___ The input ___

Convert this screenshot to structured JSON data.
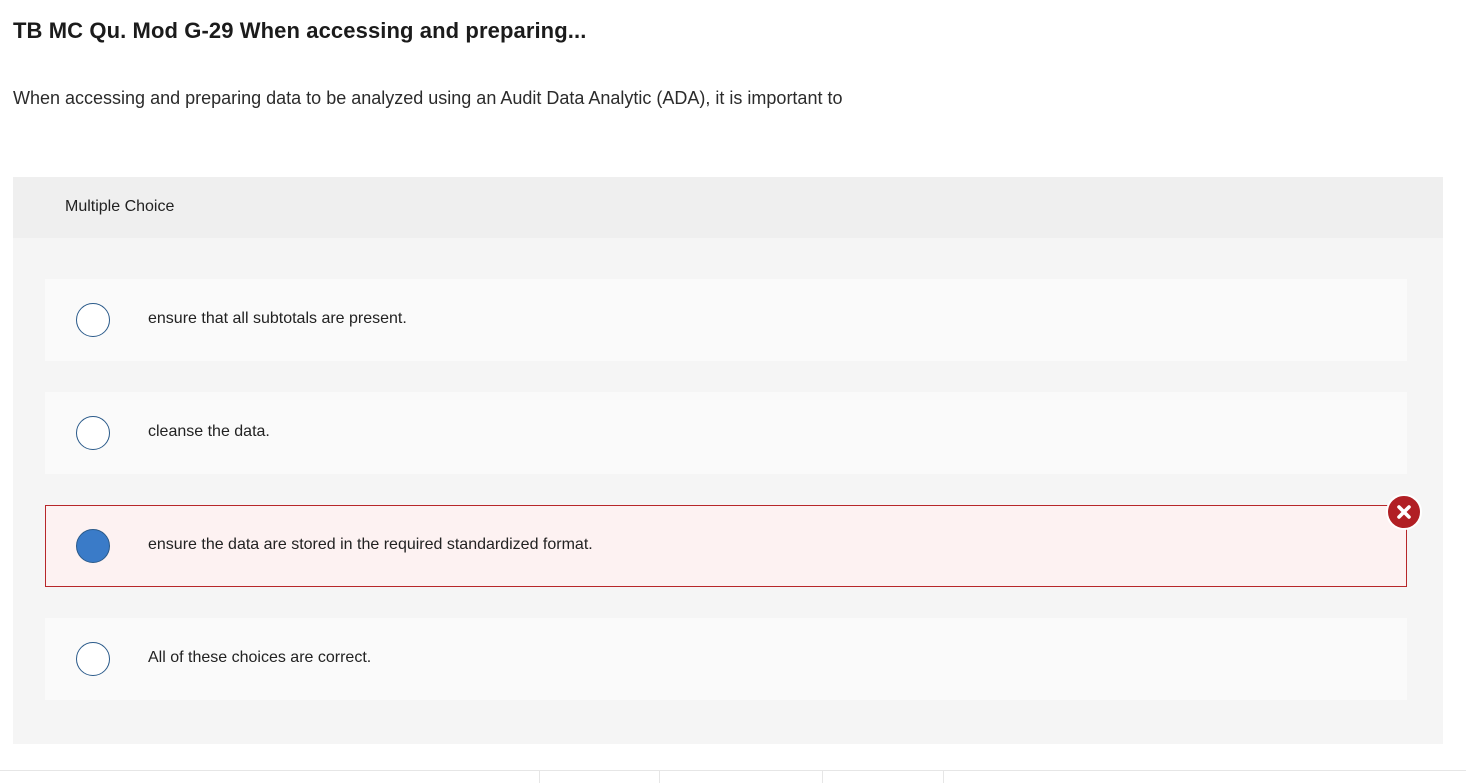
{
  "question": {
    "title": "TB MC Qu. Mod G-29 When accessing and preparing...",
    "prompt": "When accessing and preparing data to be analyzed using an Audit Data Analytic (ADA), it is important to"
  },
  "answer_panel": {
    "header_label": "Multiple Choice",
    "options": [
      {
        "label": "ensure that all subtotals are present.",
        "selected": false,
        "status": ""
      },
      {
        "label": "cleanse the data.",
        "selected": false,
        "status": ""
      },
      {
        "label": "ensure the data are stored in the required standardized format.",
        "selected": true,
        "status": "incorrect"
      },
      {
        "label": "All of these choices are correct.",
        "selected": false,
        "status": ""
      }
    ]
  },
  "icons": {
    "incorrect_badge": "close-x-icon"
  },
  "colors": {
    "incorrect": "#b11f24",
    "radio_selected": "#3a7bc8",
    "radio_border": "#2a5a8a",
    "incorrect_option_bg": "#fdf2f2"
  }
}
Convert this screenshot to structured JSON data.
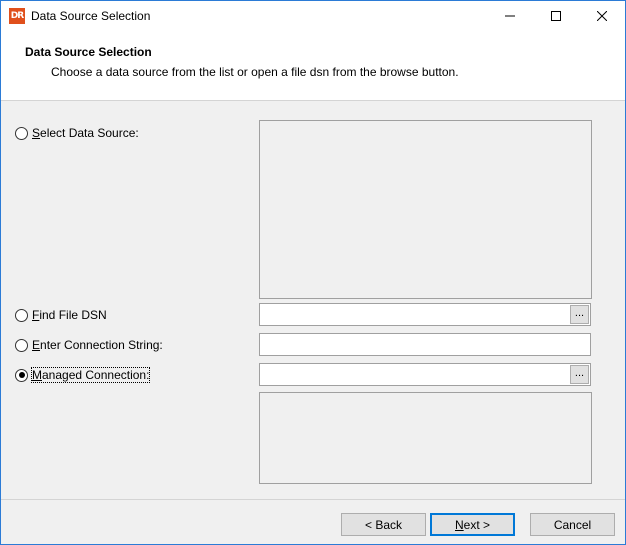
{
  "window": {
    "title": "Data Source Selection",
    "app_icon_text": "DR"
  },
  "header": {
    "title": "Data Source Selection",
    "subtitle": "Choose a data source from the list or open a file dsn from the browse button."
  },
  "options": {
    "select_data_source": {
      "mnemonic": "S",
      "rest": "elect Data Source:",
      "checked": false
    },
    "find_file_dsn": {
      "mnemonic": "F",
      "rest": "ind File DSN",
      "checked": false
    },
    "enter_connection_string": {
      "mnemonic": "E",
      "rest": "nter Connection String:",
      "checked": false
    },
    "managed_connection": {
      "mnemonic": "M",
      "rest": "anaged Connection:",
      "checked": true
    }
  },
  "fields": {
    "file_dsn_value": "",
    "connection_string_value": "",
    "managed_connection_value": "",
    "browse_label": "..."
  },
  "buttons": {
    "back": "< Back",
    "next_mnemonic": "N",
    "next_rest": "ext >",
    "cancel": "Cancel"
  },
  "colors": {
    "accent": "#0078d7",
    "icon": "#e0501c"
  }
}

___

Aim → Copy each line above that contains the string "ensure".

Solution to this exercise →
        "label": "ensure that all subtotals are present.",
        "label": "ensure the data are stored in the required standardized format.",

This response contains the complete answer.